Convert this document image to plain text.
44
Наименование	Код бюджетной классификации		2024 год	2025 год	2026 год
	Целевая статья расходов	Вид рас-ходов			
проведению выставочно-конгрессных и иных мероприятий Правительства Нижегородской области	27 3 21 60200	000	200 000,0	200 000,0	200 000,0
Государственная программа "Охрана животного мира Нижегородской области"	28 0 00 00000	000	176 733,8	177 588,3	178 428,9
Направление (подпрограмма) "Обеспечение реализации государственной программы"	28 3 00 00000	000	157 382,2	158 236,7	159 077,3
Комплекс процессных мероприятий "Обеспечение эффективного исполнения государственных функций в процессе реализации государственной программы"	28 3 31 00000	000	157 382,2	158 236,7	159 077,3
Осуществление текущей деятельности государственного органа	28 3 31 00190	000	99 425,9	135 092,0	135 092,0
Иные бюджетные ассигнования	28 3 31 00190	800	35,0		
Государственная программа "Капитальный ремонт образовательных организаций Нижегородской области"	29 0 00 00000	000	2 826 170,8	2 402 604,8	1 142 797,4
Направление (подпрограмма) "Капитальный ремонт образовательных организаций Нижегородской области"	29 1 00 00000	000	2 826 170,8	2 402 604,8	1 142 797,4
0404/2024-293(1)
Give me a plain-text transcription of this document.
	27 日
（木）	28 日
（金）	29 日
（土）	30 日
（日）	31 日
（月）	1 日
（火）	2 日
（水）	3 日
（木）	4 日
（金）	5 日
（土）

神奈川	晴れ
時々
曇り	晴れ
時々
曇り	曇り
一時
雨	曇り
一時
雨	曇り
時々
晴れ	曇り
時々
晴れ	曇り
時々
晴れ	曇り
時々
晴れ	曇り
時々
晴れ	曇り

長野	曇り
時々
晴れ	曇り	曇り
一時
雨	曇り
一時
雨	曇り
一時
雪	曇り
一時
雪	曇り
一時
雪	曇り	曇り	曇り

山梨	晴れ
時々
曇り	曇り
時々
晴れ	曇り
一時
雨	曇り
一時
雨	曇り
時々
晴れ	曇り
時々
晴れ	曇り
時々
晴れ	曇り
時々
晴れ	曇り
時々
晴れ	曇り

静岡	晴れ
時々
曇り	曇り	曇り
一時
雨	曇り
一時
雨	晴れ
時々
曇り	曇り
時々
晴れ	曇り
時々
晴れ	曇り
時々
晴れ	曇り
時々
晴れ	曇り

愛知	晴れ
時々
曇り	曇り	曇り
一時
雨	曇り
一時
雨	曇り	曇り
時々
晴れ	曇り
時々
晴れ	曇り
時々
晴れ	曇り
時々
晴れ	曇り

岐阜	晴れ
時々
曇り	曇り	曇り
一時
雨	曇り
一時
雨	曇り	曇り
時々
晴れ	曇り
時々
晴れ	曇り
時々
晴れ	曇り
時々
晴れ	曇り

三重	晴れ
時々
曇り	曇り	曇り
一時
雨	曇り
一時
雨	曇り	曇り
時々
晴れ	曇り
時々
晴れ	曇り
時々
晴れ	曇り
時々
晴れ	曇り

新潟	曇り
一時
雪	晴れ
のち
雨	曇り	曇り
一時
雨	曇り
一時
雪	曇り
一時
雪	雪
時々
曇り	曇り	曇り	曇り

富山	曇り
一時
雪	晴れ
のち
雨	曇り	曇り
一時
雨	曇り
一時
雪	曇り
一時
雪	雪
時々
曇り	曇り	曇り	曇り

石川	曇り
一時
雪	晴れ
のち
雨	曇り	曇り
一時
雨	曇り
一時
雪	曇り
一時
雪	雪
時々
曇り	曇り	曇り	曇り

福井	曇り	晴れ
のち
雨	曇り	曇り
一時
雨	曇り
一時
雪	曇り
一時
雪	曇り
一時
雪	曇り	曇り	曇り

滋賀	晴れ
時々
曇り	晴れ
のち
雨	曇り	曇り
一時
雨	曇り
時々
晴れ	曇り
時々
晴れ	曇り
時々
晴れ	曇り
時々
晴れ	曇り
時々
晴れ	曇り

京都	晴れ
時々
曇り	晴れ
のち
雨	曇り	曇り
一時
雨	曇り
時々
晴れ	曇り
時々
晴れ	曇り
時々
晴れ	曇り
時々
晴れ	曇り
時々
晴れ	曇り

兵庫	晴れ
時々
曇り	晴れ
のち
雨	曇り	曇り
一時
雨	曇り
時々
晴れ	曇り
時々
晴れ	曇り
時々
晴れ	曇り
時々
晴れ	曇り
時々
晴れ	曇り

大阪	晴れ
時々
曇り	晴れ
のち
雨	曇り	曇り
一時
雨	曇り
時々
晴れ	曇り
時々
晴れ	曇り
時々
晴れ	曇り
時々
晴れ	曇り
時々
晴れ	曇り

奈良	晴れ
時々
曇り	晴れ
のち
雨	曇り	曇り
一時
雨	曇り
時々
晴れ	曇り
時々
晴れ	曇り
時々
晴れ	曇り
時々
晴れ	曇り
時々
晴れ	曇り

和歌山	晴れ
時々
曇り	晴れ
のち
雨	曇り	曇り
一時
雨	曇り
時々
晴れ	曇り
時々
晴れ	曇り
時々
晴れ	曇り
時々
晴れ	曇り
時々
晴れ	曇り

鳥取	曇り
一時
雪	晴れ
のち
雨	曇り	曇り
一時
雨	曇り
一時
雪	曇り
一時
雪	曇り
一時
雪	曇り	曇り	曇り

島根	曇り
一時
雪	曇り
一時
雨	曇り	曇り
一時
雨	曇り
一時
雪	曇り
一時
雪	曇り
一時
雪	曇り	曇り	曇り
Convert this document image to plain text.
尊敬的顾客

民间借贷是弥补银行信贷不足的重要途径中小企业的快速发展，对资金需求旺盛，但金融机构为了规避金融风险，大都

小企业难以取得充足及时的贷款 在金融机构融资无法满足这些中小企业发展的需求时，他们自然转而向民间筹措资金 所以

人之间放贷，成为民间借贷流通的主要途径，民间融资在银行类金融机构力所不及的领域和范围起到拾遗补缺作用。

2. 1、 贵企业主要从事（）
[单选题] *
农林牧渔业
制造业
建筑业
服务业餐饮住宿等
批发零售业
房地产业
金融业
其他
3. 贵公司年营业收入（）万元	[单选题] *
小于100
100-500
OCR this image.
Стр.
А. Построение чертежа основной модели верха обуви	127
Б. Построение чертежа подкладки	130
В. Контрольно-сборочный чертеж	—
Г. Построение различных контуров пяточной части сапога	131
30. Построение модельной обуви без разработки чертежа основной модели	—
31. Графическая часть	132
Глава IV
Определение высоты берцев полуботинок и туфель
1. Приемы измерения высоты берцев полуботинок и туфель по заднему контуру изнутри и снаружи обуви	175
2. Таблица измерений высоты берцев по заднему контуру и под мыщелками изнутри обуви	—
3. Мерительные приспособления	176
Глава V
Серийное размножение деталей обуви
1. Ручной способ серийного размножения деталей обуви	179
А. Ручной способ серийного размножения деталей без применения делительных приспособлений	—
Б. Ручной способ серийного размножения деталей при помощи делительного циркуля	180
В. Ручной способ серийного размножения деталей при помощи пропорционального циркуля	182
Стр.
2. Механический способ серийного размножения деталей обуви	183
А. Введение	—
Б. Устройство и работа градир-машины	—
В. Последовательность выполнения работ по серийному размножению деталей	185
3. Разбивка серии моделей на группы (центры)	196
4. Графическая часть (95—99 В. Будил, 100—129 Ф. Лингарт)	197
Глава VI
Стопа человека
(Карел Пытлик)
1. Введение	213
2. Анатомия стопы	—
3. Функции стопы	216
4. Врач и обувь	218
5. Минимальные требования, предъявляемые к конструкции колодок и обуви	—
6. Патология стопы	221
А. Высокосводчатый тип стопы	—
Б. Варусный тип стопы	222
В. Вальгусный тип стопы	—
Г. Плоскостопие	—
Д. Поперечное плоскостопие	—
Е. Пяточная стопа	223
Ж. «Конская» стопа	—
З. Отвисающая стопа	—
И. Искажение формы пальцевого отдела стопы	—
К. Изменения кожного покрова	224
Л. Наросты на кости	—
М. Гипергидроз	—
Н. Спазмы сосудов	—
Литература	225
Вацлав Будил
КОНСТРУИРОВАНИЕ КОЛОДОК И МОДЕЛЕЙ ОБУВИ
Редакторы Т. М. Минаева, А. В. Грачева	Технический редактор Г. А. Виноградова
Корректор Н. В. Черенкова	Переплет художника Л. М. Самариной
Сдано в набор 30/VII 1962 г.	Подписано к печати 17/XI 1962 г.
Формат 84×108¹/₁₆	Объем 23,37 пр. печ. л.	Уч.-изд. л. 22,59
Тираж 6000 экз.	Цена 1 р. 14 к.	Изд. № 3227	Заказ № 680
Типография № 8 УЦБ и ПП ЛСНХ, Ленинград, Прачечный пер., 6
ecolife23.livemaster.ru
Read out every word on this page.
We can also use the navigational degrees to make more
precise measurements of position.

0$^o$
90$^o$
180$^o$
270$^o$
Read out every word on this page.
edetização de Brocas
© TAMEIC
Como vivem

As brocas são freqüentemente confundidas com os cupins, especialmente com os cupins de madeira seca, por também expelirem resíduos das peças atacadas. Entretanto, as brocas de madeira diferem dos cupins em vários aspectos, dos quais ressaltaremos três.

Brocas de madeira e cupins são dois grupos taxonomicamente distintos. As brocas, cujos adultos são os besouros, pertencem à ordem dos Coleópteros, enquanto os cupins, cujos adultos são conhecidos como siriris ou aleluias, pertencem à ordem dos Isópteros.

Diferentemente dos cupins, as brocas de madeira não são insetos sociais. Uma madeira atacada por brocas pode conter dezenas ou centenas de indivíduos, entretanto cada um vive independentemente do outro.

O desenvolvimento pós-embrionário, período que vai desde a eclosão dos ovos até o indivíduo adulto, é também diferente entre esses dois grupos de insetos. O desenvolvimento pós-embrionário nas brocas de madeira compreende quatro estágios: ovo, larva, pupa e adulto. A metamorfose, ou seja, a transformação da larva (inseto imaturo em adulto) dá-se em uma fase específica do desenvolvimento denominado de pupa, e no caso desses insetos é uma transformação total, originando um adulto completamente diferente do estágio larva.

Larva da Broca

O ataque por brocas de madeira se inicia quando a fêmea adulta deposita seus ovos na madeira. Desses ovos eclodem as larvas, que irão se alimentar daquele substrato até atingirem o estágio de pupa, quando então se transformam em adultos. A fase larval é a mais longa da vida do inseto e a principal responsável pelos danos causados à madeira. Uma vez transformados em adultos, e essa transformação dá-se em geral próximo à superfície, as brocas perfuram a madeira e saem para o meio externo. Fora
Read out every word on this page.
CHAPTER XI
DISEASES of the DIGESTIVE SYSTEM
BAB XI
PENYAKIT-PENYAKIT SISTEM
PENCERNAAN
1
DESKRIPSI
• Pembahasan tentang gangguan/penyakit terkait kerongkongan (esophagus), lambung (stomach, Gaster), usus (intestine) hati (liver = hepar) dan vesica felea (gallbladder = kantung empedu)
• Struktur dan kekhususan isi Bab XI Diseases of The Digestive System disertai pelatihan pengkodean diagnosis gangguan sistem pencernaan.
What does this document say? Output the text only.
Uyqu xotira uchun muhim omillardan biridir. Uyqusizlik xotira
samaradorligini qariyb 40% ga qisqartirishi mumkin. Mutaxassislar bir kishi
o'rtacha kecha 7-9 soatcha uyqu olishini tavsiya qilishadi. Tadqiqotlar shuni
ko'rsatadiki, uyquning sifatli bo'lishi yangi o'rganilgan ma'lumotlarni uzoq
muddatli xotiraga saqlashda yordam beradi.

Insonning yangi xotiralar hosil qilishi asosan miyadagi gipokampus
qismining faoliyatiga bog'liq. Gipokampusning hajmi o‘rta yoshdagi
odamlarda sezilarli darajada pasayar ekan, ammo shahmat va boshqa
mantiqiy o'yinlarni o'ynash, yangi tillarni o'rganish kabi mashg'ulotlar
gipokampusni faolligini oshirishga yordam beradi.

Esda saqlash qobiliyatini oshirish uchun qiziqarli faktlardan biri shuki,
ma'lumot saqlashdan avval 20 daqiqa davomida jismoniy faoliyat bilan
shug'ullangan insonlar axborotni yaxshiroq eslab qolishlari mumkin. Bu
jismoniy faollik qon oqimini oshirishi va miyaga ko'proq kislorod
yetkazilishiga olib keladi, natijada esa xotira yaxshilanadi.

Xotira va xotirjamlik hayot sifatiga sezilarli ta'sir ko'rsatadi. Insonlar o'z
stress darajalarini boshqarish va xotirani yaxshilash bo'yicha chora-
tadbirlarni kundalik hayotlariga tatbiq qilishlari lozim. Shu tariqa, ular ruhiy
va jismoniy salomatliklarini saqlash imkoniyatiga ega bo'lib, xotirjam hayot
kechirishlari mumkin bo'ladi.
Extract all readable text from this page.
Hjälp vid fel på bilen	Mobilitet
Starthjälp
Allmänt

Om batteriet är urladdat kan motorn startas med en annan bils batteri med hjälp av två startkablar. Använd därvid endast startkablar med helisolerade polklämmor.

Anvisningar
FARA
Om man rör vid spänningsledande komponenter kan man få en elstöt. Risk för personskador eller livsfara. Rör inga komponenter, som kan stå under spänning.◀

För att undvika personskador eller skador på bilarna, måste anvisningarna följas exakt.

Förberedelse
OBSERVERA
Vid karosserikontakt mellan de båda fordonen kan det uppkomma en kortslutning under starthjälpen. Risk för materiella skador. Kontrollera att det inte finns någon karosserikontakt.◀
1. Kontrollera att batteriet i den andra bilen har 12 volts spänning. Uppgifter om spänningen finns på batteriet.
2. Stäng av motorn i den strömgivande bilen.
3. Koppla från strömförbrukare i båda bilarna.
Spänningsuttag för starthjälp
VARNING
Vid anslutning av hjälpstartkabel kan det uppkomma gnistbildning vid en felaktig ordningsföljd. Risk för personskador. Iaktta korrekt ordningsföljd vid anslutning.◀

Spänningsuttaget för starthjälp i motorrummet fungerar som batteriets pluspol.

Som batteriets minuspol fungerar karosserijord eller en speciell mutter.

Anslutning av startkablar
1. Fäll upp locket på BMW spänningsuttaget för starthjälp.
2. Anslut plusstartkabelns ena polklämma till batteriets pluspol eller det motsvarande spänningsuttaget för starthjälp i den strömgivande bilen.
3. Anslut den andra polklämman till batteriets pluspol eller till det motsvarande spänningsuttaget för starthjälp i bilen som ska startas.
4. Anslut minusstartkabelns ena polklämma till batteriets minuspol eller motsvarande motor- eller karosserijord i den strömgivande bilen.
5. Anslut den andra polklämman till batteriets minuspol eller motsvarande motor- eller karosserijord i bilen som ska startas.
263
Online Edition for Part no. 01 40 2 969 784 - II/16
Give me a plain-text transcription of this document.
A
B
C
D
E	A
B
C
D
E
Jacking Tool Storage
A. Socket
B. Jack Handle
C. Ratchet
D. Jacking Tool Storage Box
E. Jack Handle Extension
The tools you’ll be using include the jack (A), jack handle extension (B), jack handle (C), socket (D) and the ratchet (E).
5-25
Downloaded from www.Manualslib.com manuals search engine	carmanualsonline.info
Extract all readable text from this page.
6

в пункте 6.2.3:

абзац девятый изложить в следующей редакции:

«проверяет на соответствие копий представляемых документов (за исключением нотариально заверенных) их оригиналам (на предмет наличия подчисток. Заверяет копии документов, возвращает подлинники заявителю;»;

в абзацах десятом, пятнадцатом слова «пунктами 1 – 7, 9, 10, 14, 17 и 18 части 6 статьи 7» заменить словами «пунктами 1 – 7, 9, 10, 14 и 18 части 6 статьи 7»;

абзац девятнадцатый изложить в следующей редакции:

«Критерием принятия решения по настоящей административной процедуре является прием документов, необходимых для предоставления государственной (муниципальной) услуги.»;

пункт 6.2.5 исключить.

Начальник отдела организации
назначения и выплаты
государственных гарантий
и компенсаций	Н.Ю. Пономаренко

==================================================

GIVEN PROBLEM: Count the lines in the records above that contain the word "motorn", and give only that number.

WRITTEN SOLUTION: 2